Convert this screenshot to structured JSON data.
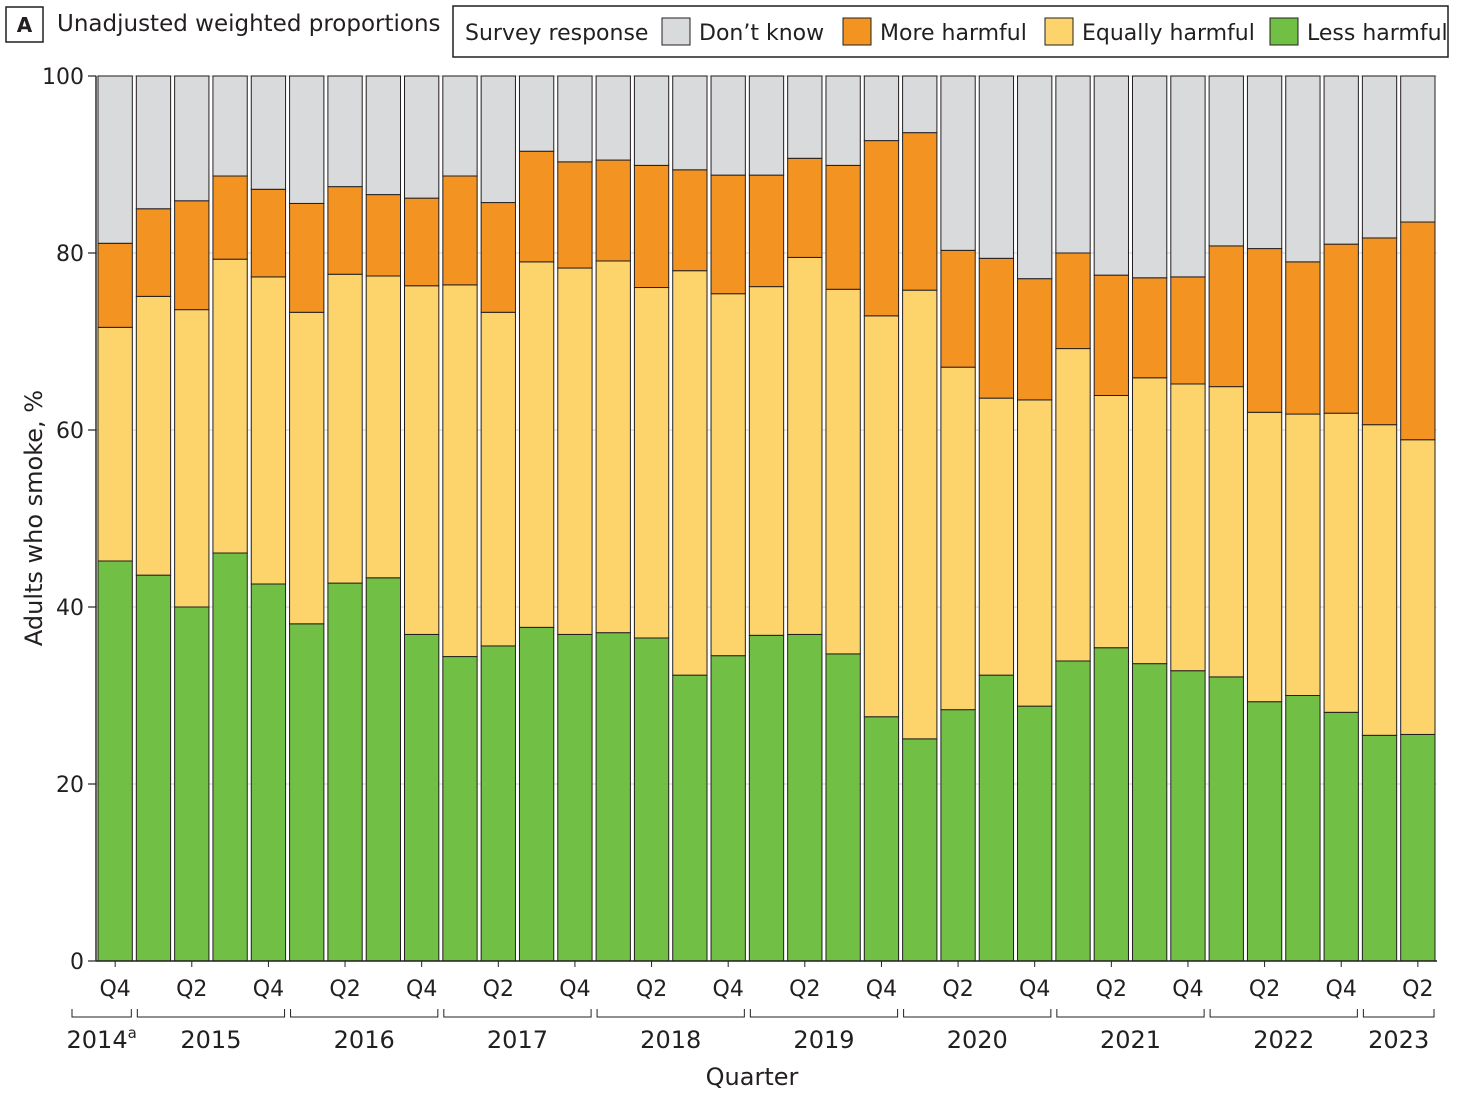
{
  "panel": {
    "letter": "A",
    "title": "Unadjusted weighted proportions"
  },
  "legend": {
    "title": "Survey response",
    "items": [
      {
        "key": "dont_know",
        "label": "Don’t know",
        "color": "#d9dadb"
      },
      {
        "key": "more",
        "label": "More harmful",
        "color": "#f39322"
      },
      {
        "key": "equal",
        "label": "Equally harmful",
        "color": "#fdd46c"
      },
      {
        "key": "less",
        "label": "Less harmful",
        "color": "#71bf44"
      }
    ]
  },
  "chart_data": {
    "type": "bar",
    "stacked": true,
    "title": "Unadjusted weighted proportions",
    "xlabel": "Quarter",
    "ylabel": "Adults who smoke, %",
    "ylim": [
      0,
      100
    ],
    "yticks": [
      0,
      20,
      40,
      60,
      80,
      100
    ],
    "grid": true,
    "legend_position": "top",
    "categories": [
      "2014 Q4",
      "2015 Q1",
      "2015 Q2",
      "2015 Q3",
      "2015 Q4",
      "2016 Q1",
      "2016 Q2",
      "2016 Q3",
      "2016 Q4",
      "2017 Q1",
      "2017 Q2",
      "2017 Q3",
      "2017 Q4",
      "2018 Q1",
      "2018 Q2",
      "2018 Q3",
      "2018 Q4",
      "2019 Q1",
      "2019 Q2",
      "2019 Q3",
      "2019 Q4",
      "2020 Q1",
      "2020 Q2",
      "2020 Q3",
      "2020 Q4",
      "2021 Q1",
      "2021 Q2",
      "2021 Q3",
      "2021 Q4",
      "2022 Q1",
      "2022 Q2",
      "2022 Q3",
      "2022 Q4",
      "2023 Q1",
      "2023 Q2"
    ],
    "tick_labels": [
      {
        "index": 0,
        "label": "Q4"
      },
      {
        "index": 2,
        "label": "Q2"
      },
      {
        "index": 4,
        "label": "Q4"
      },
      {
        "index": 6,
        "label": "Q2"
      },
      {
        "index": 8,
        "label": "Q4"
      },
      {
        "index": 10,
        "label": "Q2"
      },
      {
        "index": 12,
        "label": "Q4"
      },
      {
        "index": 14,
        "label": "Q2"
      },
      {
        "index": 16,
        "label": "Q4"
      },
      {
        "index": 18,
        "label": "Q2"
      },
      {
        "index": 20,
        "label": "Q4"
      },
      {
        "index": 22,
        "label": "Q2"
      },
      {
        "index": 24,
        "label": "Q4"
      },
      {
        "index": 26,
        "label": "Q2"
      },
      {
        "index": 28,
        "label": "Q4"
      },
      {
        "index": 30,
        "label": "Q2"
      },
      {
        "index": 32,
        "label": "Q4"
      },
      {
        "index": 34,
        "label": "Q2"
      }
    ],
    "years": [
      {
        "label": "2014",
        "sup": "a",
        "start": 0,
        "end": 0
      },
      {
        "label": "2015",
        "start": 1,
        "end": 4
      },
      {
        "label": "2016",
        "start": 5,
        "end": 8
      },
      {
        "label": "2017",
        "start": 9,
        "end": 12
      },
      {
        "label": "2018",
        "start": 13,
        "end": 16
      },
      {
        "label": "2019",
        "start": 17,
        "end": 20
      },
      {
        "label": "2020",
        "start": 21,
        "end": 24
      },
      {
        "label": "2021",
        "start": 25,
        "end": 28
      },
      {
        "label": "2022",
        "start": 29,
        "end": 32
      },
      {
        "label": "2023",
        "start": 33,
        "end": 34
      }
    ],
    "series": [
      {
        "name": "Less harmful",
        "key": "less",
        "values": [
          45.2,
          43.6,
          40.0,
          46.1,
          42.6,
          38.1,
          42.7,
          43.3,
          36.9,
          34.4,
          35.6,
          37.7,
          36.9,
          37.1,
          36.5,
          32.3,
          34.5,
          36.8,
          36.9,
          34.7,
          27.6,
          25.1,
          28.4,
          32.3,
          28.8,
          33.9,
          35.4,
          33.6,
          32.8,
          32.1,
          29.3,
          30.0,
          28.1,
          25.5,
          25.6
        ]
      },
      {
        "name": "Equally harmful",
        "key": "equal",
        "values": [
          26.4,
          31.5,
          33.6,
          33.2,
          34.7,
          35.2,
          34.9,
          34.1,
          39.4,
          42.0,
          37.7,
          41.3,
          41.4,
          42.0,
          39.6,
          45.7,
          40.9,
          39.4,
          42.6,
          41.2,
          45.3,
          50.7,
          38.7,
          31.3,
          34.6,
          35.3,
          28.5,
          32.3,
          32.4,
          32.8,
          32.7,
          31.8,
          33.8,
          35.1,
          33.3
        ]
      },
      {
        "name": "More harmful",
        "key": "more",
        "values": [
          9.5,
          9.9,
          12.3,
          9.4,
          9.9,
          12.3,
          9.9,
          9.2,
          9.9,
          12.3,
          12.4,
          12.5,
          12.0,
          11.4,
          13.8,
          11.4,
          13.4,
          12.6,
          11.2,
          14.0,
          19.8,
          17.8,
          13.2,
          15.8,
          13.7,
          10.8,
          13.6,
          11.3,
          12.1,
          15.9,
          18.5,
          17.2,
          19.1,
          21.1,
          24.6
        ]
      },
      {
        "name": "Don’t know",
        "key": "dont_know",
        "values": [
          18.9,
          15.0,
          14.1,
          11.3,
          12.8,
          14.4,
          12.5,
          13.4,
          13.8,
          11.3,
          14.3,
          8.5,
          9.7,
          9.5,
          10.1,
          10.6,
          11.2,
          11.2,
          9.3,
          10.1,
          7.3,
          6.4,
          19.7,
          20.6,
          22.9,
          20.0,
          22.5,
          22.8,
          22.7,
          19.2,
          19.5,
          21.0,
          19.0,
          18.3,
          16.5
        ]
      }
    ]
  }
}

---

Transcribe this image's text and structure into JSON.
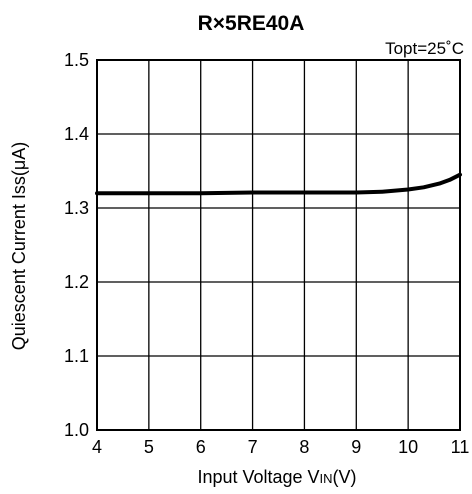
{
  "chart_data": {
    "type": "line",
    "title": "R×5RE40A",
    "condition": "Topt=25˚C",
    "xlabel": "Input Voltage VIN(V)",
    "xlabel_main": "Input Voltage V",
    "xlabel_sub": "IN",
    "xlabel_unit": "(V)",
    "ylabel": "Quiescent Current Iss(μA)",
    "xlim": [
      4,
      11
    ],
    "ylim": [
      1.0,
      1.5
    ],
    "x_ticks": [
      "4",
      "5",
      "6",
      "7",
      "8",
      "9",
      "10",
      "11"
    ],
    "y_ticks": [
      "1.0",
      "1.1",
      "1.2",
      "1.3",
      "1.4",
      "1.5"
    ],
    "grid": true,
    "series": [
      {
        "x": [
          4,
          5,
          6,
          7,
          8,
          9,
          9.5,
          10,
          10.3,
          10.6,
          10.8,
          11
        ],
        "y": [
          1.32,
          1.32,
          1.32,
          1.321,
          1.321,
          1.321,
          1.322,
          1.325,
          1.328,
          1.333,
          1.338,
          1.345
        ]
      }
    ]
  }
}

#### Directions for this task:
Gather up the lines containing the word "harmful" from these records and copy them.

#### Task response:
        "label": "More harmful",
        "label": "Equally harmful",
        "label": "Less harmful",
        "name": "Less harmful",
        "name": "Equally harmful",
        "name": "More harmful",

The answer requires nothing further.